• [Short exercise] Check each line of the listing for the string "person", then state how many lines have it. Only the number is wanted.

• [Material to process]
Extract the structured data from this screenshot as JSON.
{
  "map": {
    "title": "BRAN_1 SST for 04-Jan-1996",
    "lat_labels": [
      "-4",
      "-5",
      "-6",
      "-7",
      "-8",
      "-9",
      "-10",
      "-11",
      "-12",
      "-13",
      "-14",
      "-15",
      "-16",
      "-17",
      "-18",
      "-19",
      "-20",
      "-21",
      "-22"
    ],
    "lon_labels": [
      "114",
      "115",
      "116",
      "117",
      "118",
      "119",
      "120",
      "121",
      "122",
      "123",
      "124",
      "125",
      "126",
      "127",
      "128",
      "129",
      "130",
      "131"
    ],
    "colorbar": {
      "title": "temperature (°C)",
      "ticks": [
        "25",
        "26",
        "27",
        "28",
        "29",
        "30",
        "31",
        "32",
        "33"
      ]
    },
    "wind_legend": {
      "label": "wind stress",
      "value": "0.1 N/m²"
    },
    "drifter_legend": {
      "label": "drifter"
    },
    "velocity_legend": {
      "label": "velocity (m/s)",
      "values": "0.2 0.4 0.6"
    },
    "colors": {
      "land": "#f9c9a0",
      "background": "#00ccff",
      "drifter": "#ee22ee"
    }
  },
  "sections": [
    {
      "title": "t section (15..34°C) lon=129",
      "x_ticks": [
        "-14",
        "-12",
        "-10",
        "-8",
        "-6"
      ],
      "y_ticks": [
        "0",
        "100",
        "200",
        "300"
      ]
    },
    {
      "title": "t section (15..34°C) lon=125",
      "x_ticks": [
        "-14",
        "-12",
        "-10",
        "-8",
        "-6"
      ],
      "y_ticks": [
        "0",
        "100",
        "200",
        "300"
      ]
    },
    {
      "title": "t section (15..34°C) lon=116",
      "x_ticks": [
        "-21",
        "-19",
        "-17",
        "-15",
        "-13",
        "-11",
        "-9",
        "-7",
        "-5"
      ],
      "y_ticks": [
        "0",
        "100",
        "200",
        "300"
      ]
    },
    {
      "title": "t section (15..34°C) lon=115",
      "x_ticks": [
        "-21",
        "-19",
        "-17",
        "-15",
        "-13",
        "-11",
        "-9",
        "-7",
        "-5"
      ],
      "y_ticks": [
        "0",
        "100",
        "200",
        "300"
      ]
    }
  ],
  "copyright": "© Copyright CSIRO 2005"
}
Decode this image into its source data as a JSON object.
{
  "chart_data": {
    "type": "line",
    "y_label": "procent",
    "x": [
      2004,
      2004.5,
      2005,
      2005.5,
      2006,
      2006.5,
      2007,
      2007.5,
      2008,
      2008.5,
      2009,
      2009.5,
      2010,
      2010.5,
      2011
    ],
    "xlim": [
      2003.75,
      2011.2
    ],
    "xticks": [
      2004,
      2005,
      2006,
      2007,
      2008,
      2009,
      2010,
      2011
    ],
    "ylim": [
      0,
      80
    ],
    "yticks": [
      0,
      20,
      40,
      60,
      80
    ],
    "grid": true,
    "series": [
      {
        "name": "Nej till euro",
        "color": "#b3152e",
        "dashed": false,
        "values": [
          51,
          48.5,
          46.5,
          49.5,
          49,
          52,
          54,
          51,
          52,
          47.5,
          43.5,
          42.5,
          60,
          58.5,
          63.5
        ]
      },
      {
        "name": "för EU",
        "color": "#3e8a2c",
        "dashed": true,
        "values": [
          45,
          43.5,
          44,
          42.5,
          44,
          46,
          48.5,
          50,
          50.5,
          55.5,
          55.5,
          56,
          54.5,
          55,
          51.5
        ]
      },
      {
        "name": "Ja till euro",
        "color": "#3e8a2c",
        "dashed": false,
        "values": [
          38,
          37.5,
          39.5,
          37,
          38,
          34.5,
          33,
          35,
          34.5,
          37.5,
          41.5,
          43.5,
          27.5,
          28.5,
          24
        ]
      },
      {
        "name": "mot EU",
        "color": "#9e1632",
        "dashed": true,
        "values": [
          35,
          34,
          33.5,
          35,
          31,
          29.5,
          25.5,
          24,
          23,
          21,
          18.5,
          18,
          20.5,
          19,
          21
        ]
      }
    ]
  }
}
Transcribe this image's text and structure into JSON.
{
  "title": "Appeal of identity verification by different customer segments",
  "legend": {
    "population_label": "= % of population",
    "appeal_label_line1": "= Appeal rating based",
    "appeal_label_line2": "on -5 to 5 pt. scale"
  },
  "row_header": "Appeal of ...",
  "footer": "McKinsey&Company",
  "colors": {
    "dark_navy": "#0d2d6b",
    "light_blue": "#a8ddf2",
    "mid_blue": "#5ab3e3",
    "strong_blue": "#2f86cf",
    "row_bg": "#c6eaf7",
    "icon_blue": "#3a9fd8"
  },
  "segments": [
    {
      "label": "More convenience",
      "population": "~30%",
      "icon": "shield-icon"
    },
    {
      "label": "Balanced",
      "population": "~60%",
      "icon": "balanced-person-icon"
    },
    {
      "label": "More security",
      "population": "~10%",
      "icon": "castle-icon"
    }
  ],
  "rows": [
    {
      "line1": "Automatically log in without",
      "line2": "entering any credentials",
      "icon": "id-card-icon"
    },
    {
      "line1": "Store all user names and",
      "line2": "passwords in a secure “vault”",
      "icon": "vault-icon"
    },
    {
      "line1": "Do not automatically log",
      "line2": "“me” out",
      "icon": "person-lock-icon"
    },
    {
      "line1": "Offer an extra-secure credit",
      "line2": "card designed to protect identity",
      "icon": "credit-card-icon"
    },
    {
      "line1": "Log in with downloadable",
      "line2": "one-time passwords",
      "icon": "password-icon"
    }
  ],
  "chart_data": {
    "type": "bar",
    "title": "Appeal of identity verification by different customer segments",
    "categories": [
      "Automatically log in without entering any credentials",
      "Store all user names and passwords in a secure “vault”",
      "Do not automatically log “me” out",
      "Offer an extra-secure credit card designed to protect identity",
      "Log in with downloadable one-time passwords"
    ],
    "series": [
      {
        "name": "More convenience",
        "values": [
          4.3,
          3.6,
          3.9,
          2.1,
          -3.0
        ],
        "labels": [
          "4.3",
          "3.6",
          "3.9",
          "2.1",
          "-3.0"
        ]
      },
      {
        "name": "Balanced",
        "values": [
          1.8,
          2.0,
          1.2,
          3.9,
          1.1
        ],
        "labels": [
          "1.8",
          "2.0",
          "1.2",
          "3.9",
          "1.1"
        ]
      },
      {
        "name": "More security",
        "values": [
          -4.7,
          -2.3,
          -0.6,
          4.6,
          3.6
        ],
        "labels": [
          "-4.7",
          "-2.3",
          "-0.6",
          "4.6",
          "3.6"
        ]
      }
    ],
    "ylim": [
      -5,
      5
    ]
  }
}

• [Solved problem] 2